Instruction:
Filter the listing and keep only the lines with the word "Petit".

Input data:
------------------------------

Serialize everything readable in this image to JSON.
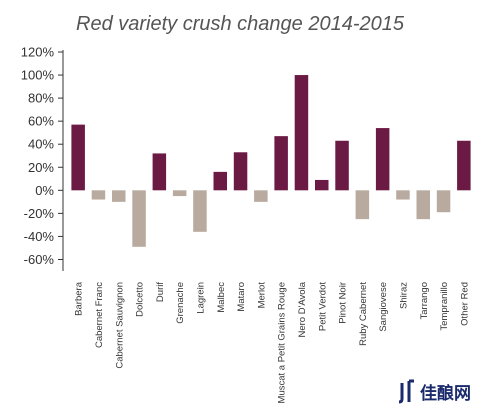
{
  "chart_data": {
    "type": "bar",
    "title": "Red variety crush change 2014-2015",
    "xlabel": "",
    "ylabel": "",
    "ylim": [
      -70,
      120
    ],
    "yticks": [
      120,
      100,
      80,
      60,
      40,
      20,
      0,
      -20,
      -40,
      -60
    ],
    "ytick_labels": [
      "120%",
      "100%",
      "80%",
      "60%",
      "40%",
      "20%",
      "0%",
      "-20%",
      "-40%",
      "-60%"
    ],
    "grid": false,
    "legend": "none",
    "categories": [
      "Barbera",
      "Cabernet Franc",
      "Cabernet Sauvignon",
      "Dolcetto",
      "Durif",
      "Grenache",
      "Lagrein",
      "Malbec",
      "Mataro",
      "Merlot",
      "Muscat a Petit Grains Rouge",
      "Nero D'Avola",
      "Petit Verdot",
      "Pinot Noir",
      "Ruby Cabernet",
      "Sangiovese",
      "Shiraz",
      "Tarrango",
      "Tempranillo",
      "Other Red"
    ],
    "values": [
      57,
      -8,
      -10,
      -49,
      32,
      -5,
      -36,
      16,
      33,
      -10,
      47,
      100,
      9,
      43,
      -25,
      54,
      -8,
      -25,
      -19,
      43
    ],
    "colors": {
      "positive": "#6b1a44",
      "negative": "#b8aa9e",
      "axis": "#333333"
    }
  },
  "watermark": {
    "text": "佳酿网",
    "logo_color": "#1a2a6c"
  }
}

------------------------------

Reply:
      "Muscat a Petit Grains Rouge",
      "Petit Verdot",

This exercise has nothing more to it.